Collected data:
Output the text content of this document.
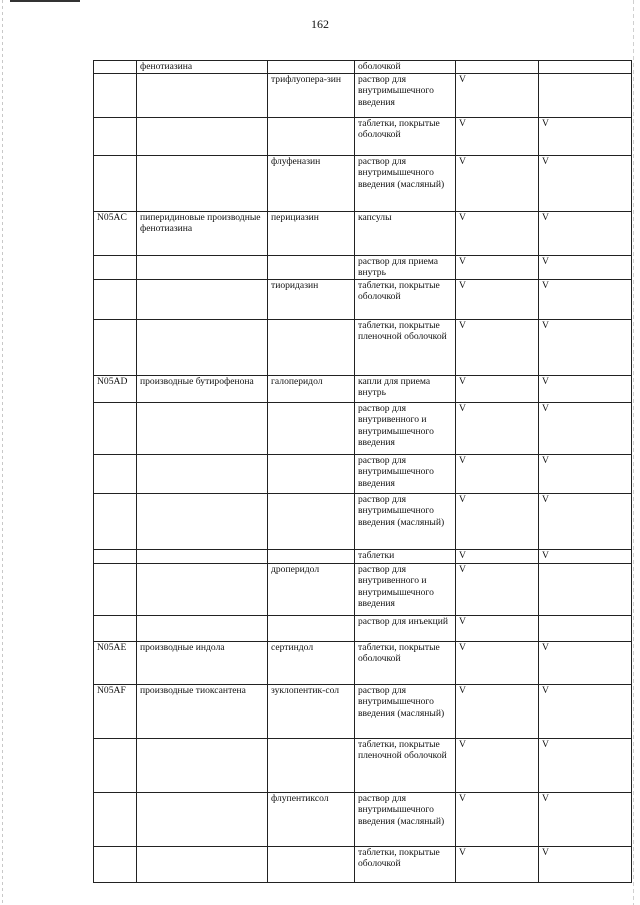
162
	фенотиазина		оболочкой		
		трифлуопера-зин	раствор для внутримышечного введения	V	
			таблетки, покрытые оболочкой	V	V
		флуфеназин	раствор для внутримышечного введения (масляный)	V	V
N05AC	пиперидиновые производные фенотиазина	перициазин	капсулы	V	V
			раствор для приема внутрь	V	V
		тиоридазин	таблетки, покрытые оболочкой	V	V
			таблетки, покрытые пленочной оболочкой	V	V
N05AD	производные бутирофенона	галоперидол	капли для приема внутрь	V	V
			раствор для внутривенного и внутримышечного введения	V	V
			раствор для внутримышечного введения	V	V
			раствор для внутримышечного введения (масляный)	V	V
			таблетки	V	V
		дроперидол	раствор для внутривенного и внутримышечного введения	V	
			раствор для инъекций	V	
N05AE	производные индола	сертиндол	таблетки, покрытые оболочкой	V	V
N05AF	производные тиоксантена	зуклопентик-сол	раствор для внутримышечного введения (масляный)	V	V
			таблетки, покрытые пленочной оболочкой	V	V
		флупентиксол	раствор для внутримышечного введения (масляный)	V	V
			таблетки, покрытые оболочкой	V	V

Written exercise: Restate the data above word for word. Do not include the images.

Solution to the exercise:
Output the text content of this document.
162
	фенотиазина		оболочкой		
		трифлуопера-зин	раствор для внутримышечного введения	V	
			таблетки, покрытые оболочкой	V	V
		флуфеназин	раствор для внутримышечного введения (масляный)	V	V
N05AC	пиперидиновые производные фенотиазина	перициазин	капсулы	V	V
			раствор для приема внутрь	V	V
		тиоридазин	таблетки, покрытые оболочкой	V	V
			таблетки, покрытые пленочной оболочкой	V	V
N05AD	производные бутирофенона	галоперидол	капли для приема внутрь	V	V
			раствор для внутривенного и внутримышечного введения	V	V
			раствор для внутримышечного введения	V	V
			раствор для внутримышечного введения (масляный)	V	V
			таблетки	V	V
		дроперидол	раствор для внутривенного и внутримышечного введения	V	
			раствор для инъекций	V	
N05AE	производные индола	сертиндол	таблетки, покрытые оболочкой	V	V
N05AF	производные тиоксантена	зуклопентик-сол	раствор для внутримышечного введения (масляный)	V	V
			таблетки, покрытые пленочной оболочкой	V	V
		флупентиксол	раствор для внутримышечного введения (масляный)	V	V
			таблетки, покрытые оболочкой	V	V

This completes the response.